■ O QUE FAZER:
- a) Por favor, diga se cada afirmação abaixo está de acordo com o texto sobre a religião americana e responda sim ou não, citando literalmente as palavras decisivas. (i) O fundamentalismo é descrito como antiintelectual. (ii) O senso do divino em Calvino foi levado aos Estados Unidos pelos católicos romanos. (iii) O Deus da Religião Americana é caracterizado como experiencial.
- b) Prossiga o texto sobre a religião americana, começando logo depois da última frase apresentada.

■ FONTE:
Quando as pessoas se aterrorizam a si mesmas a ponto de acatar a fé, como é o caso com milhões de americanos, o que pode se pode afirmar sobre o terror?
E por que produzimos tão poucas obras-primas da literatura religiosa? A poesia, a narrativa e o teatro devocionais, da qualidade estética e profundeza espiritual que for, praticamente inexistem entre nós. O fundamentalismo, como se sabe, é de natureza energicamente antiintelectual; e o triste fato é que a religião americana também. O temor e a falta de consciência podem gerar paródias da religião, mas que valor pode haver numa suposta crença, de caráter essencialmente político?
Se existe, como penso, uma Religião Americana, então deve haver alguma coisa particularmente diferente sobre o Deus americano. No curso da história ocidental, as concepções de Deus já variaram muito, não apenas entre judaísmo, cristianismo e Islã, mas dentro de cada uma dessas religiões.
O Deus à imagem do homem, no Javista, o primeiro grande autor hebraico, tem pouco em comum com o Deus da Torá, editada no tempo de Ezra. Os católicos romanos, de sua parte, apreendem um Deus que tem pouco em comum com o sentido do divino em Calvino. E este senso, por sua vez, trazido aos Estados Unidos pelos puritanos, não tem quase nada em comum com as versões de Deus hoje difundidas no autoproclamado protestantismo.
O Deus da Religião Americana é um Deus experiencial, tão radicalmente dentro de cada um a ponto de assumir virtual identidade com o que há de mais autêntico (mais antigo e melhor) em nosso eu. Muito do primeiro Emerson fica próximo a essa visão: "É por ti mesmo, sem embaixador, que Deus fala contigo (...) É Deus em ti que responde ao Deus de fora, ou afirma suas próprias palavras nos lábios trêmulos de um outro".
Reconhecimentos dessa ordem já se tornaram lugar-comum para nossa espécie de espiritualidade e provocaram também muitas críticas. Não se trata de auto-adoração, ou uma adoração do "self": é um contato com o Deus dentro de si. Não conhecer esse Deus é estar adormecido na vida, naquela vida exterior em que a América do Norte perpetuamente dorme.

■ DADOS FORNECIDOS:
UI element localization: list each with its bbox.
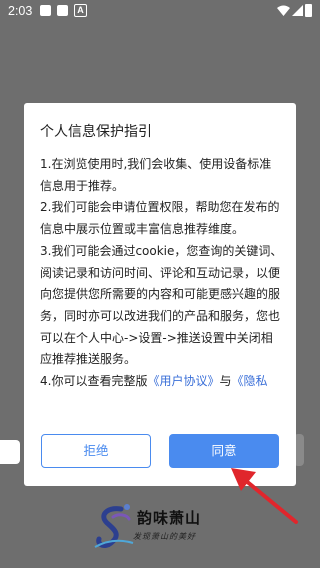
policy-item-3: 3.我们可能会通过cookie，您查询的关键词、阅读记录和访问时间、评论和互动记… xyxy=(40,243,283,367)
background-element xyxy=(0,440,20,464)
dialog-body[interactable]: 1.在浏览使用时,我们会收集、使用设备标准信息用于推荐。 2.我们可能会申请位置… xyxy=(40,154,283,426)
annotation-arrow-icon xyxy=(231,468,298,524)
brand-subtitle: 发现萧山的美好 xyxy=(133,532,196,541)
brand-mark-icon xyxy=(94,504,134,549)
privacy-dialog: 个人信息保护指引 1.在浏览使用时,我们会收集、使用设备标准信息用于推荐。 2.… xyxy=(24,103,296,486)
reject-button[interactable]: 拒绝 xyxy=(41,434,151,468)
wifi-icon xyxy=(277,5,290,16)
policy-item-4-and: 与 xyxy=(219,374,232,389)
dialog-title: 个人信息保护指引 xyxy=(40,124,152,140)
policy-item-1: 1.在浏览使用时,我们会收集、使用设备标准信息用于推荐。 xyxy=(40,157,272,193)
privacy-policy-link[interactable]: 《隐私 xyxy=(231,374,267,388)
signal-icon xyxy=(292,5,303,16)
brand-logo: 韵味萧山 发现萧山的美好 xyxy=(93,503,233,555)
policy-item-4: 4.你可以查看完整版《用户协议》与《隐私 xyxy=(40,371,283,393)
status-time: 2:03 xyxy=(8,4,33,18)
notification-square-icon xyxy=(57,5,68,16)
user-agreement-link[interactable]: 《用户协议》 xyxy=(147,374,219,388)
a-icon: A xyxy=(74,4,87,17)
battery-icon xyxy=(305,4,312,17)
policy-item-2: 2.我们可能会申请位置权限，帮助您在发布的信息中展示位置或丰富信息推荐维度。 xyxy=(40,200,280,237)
notification-square-icon xyxy=(40,5,51,16)
policy-item-4-prefix: 4.你可以查看完整版 xyxy=(40,374,148,389)
brand-title: 韵味萧山 xyxy=(137,509,202,527)
status-bar: 2:03 A xyxy=(0,0,320,22)
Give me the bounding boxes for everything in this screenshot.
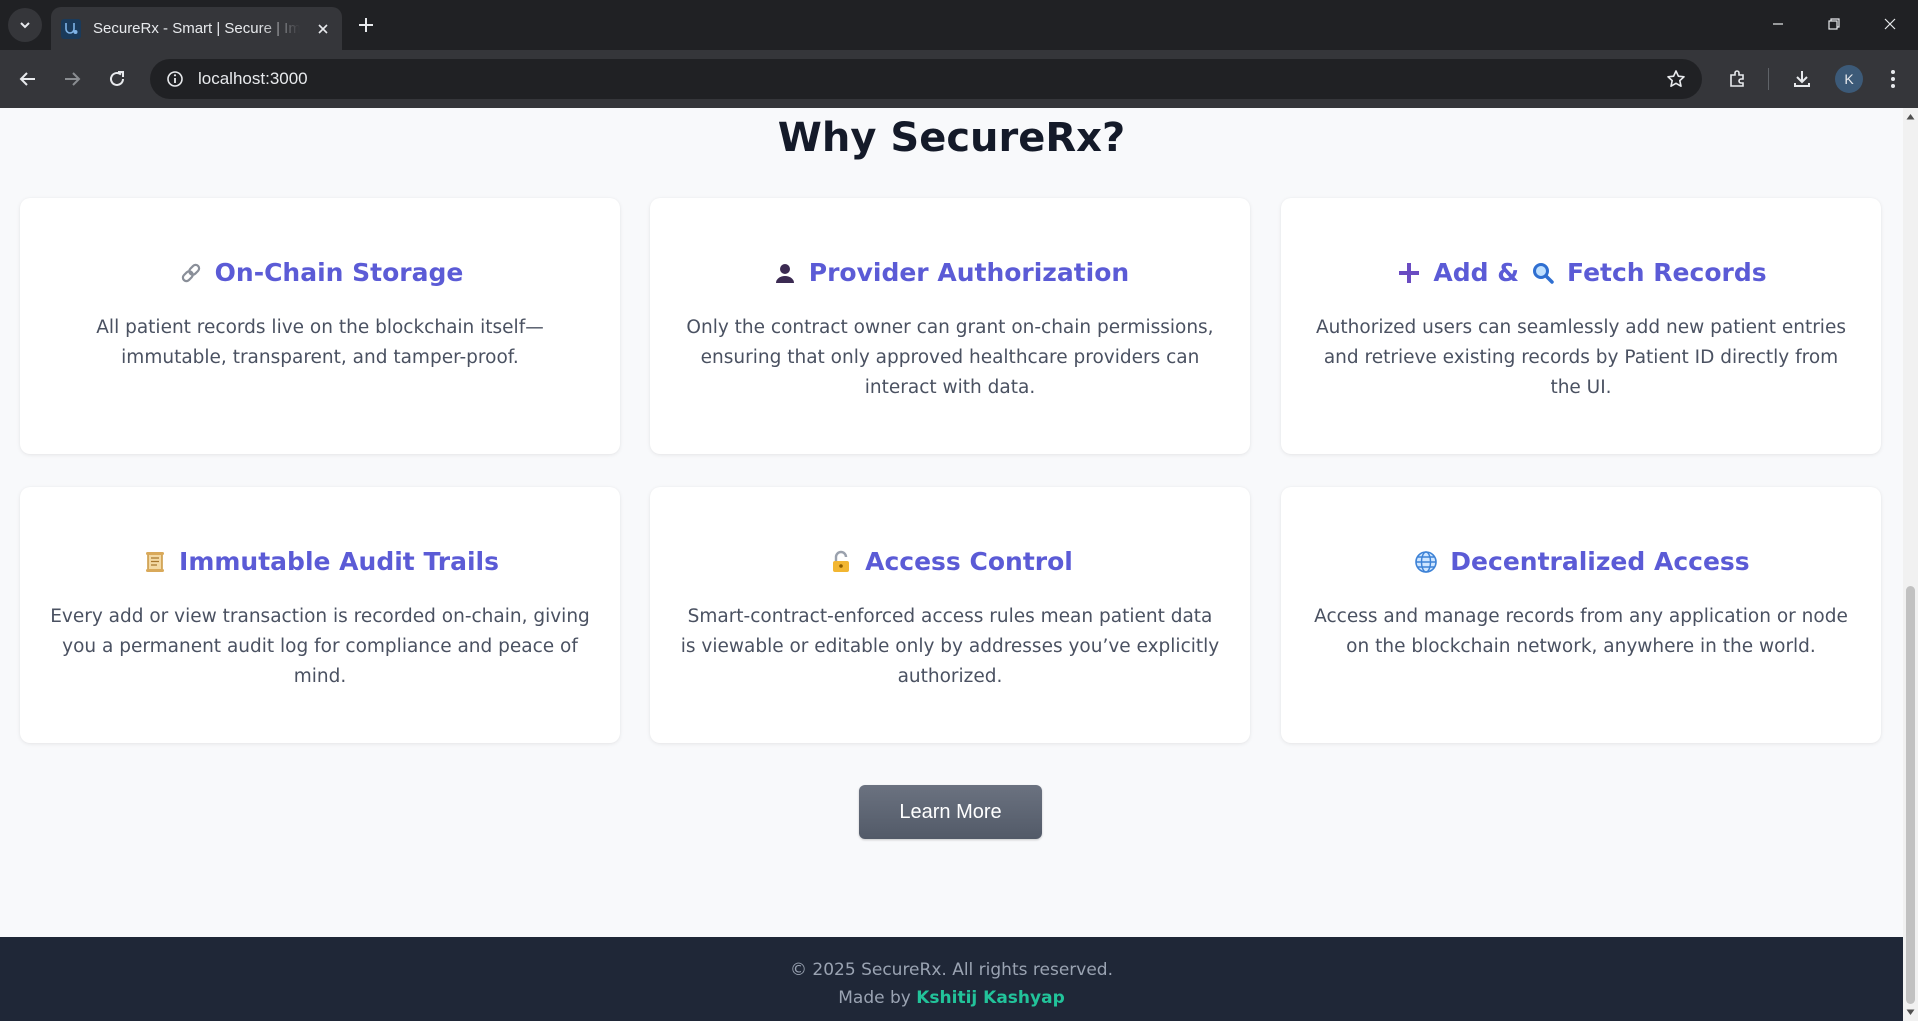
feature-card-on-chain-storage: On-Chain Storage All patient records liv… bbox=[20, 198, 620, 454]
download-icon[interactable] bbox=[1786, 63, 1818, 95]
card-description: Smart-contract-enforced access rules mea… bbox=[680, 606, 1220, 687]
toolbar-divider bbox=[1768, 68, 1769, 90]
card-title-text: Provider Authorization bbox=[808, 258, 1130, 287]
card-title: On-Chain Storage bbox=[20, 258, 620, 287]
lock-icon bbox=[827, 548, 855, 576]
minimize-button[interactable] bbox=[1750, 0, 1806, 48]
url-text: localhost:3000 bbox=[198, 69, 308, 88]
close-tab-icon[interactable] bbox=[314, 20, 332, 38]
learn-more-button[interactable]: Learn More bbox=[859, 785, 1042, 839]
feature-card-immutable-audit-trails: Immutable Audit Trails Every add or view… bbox=[20, 487, 620, 743]
card-title-text: Access Control bbox=[865, 547, 1073, 576]
card-description: Only the contract owner can grant on-cha… bbox=[686, 317, 1214, 398]
arrow-left-icon bbox=[19, 72, 35, 86]
tab-title: SecureRx - Smart | Secure | Immutable bbox=[93, 20, 300, 37]
bust-icon bbox=[771, 259, 799, 287]
page-viewport: Why SecureRx? On-Chain Storage All patie… bbox=[0, 108, 1903, 1021]
card-description: Authorized users can seamlessly add new … bbox=[1316, 317, 1846, 398]
scroll-icon bbox=[141, 548, 169, 576]
card-description: Access and manage records from any appli… bbox=[1314, 606, 1848, 657]
reload-icon bbox=[110, 71, 124, 86]
browser-tab[interactable]: SecureRx - Smart | Secure | Immutable bbox=[51, 7, 342, 50]
feature-card-provider-authorization: Provider Authorization Only the contract… bbox=[650, 198, 1250, 454]
made-by-prefix: Made by bbox=[838, 988, 911, 1008]
restore-icon bbox=[1828, 18, 1840, 30]
card-description: Every add or view transaction is recorde… bbox=[50, 606, 590, 687]
plus-icon bbox=[1395, 259, 1423, 287]
card-title-text: On-Chain Storage bbox=[214, 258, 464, 287]
card-description: All patient records live on the blockcha… bbox=[96, 317, 544, 368]
restore-button[interactable] bbox=[1806, 0, 1862, 48]
card-title-text-part2: Fetch Records bbox=[1567, 258, 1767, 287]
site-info-icon[interactable] bbox=[162, 66, 188, 92]
globe-icon bbox=[1412, 548, 1440, 576]
made-by-line: Made by Kshitij Kashyap bbox=[0, 988, 1903, 1008]
extensions-puzzle-icon[interactable] bbox=[1721, 63, 1753, 95]
tab-search-button[interactable] bbox=[8, 8, 42, 42]
arrow-right-icon bbox=[65, 72, 81, 86]
copyright-text: © 2025 SecureRx. All rights reserved. bbox=[790, 960, 1113, 980]
bookmark-star-icon[interactable] bbox=[1664, 67, 1688, 91]
address-bar[interactable]: localhost:3000 bbox=[150, 59, 1702, 99]
section-heading: Why SecureRx? bbox=[777, 115, 1126, 161]
scrollbar-thumb[interactable] bbox=[1906, 586, 1915, 1004]
card-title: Access Control bbox=[650, 547, 1250, 576]
forward-button[interactable] bbox=[56, 63, 88, 95]
magnifier-icon bbox=[1529, 259, 1557, 287]
card-title: Decentralized Access bbox=[1281, 547, 1881, 576]
feature-card-decentralized-access: Decentralized Access Access and manage r… bbox=[1281, 487, 1881, 743]
scroll-down-arrow-icon[interactable] bbox=[1905, 1007, 1916, 1018]
card-title: Add & Fetch Records bbox=[1281, 258, 1881, 287]
new-tab-button[interactable] bbox=[351, 10, 381, 40]
card-title: Immutable Audit Trails bbox=[20, 547, 620, 576]
plus-icon bbox=[359, 18, 373, 32]
kebab-menu-icon[interactable] bbox=[1877, 63, 1909, 95]
tab-strip: SecureRx - Smart | Secure | Immutable bbox=[0, 0, 1918, 50]
card-title-text: Immutable Audit Trails bbox=[179, 547, 499, 576]
feature-card-access-control: Access Control Smart-contract-enforced a… bbox=[650, 487, 1250, 743]
profile-avatar[interactable]: K bbox=[1835, 65, 1863, 93]
link-icon bbox=[177, 259, 205, 287]
feature-card-add-fetch-records: Add & Fetch Records Authorized users can… bbox=[1281, 198, 1881, 454]
back-button[interactable] bbox=[12, 63, 44, 95]
card-title-text: Decentralized Access bbox=[1450, 547, 1750, 576]
minimize-icon bbox=[1773, 23, 1783, 25]
scroll-up-arrow-icon[interactable] bbox=[1905, 111, 1916, 122]
close-icon bbox=[1884, 18, 1896, 30]
page-scrollbar[interactable] bbox=[1903, 108, 1918, 1021]
author-link[interactable]: Kshitij Kashyap bbox=[916, 988, 1065, 1008]
close-window-button[interactable] bbox=[1862, 0, 1918, 48]
securerx-favicon-icon bbox=[61, 18, 81, 39]
chevron-down-icon bbox=[20, 22, 30, 29]
card-title: Provider Authorization bbox=[650, 258, 1250, 287]
card-title-text-part1: Add & bbox=[1433, 258, 1520, 287]
page-footer: © 2025 SecureRx. All rights reserved. Ma… bbox=[0, 937, 1903, 1021]
reload-button[interactable] bbox=[101, 63, 133, 95]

■ RESPOSTAS POR TAREFA:
- a)
(i) Sim: "O fundamentalismo, como se sabe, é de natureza energicamente antiintelectual".
(ii) Não: "E este senso, por sua vez, trazido aos Estados Unidos pelos puritanos".
(iii) Sim: "O Deus da Religião Americana é um Deus experiencial".

- b)
O gnosticismo e o orfismo podem, então, ser analogias inadequadas para a Religião Americana, mas não é fácil encontrar outra melhor. O americano descobre falhas na natureza, no tempo e na história, mas não em Deus, ou em si mesmo. Isto não é inteiramente de se lamentar, já que nos mantém como república esperançosa, pelo menos no reino da teoria.
A Religião Americana, neste seu aspecto gnóstico, exibe muitos pontos de contato com um gênero peculiar de fábula romanesca, que inclui desde "A Letra Escarlate", de Hawthorne, até "O Pregão do Lote 49", de Pynchon. O indivíduo gnóstico americano lança-se aí numa busca do Jesus da América, uma busca necessariamente internalizada.
Espíritos heróicos, como Joseph Smith e Mullins (teólogo de todos os verdadeiros batistas) associaram a ressurreição de Jesus à ressurreição do corpo espiritual da humanidade inteira e à América. Ao fazê-lo, estavam se incorporando a uma longa tradição, que não chega nunca a um verdadeiro clímax, nem mesmo no calvinismo muito alterado do presidente Woodrow Wilson, quando dizia que "os Estados Unidos têm o privilégio infinito de cumprir seu destino, e salvar o mundo".
Mas o gnosticismo antigo foi uma religião, ou quase-religião de elite, e o que é surpreendente nesta gnose americana é que se trata de um fenômeno de massa. Dezenas de milhões de americanos cultivam uma idéia obsessiva de liberdade espiritual, que viola os próprios fundamentos do cristianismo histórico, mas não são capazes de imaginar como estão longe do que, em outra época, era considerada a doutrina cristã.
A ironia maior por trás disto tudo é que a Religião Americana, que não é nada senão uma forma de conhecimento, não se conhece a si mesma. Talvez isto seja uma ironia americana geral e permanente, que teria sido muito apreciada por Nietzsche; e talvez sejamos nós os únicos a constituírem uma nação de conhecedores incapazes de autoconhecimento. Nosso épico nacional e melhor poema é a "Canção de Mim Mesmo", de Walt Whitman, em que o "eu mesmo" vem se revelar inconhecível.
A Religião Americana não é nem a "crença" cristã, nem a "confiança" judaica, mas um conhecimento; e como tal horrorizou a consciência protestante de D.H. Lawrence, a quem isto parecia obsceno, em representantes gnósticos americanos, como Poe e Melville. Mas nosso sentido de ter chegado tarde na cultura, na história e na religião só faz aumentar o apetite de conhecimento, e não de confiança ou crença. E o caráter de urgência desse nosso impulso nacional faz do protestantismo europeu algo de inautêntico em nossa cultura supostamente protestante.
O êxtase órfico americano jamais foi dionisíaco, jamais foi uma liberdade para se misturar aos outros. Nosso êxtase é solitário, mesmo quando requer a presença dos outros, como uma platéia para a glória do eu. E nosso pai, Walt Whitman, a despeito de suas autodescrições e das insistências dogmáticas de estudiosos gays contemporâneos, não parece ter abraçado ninguém além de si.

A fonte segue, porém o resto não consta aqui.